**Exercise description**. Read through the data and count the lines that contain the string "label"; give only the result.

Dataset records on visual material:
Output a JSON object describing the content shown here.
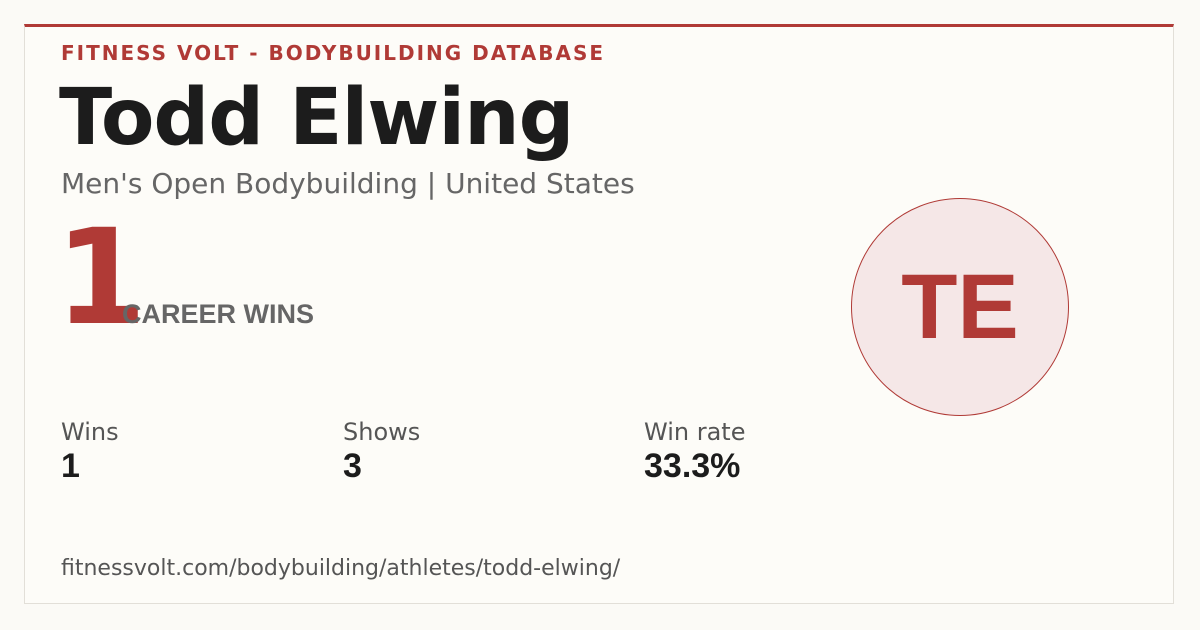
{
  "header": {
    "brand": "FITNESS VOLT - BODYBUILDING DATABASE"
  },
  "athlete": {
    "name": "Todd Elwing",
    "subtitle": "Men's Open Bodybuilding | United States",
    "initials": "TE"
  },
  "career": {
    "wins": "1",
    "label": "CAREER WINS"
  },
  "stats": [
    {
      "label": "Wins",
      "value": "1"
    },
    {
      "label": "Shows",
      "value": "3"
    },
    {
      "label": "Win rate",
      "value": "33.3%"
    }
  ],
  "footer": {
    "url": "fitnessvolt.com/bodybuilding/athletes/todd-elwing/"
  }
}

**Completed exercise**. 4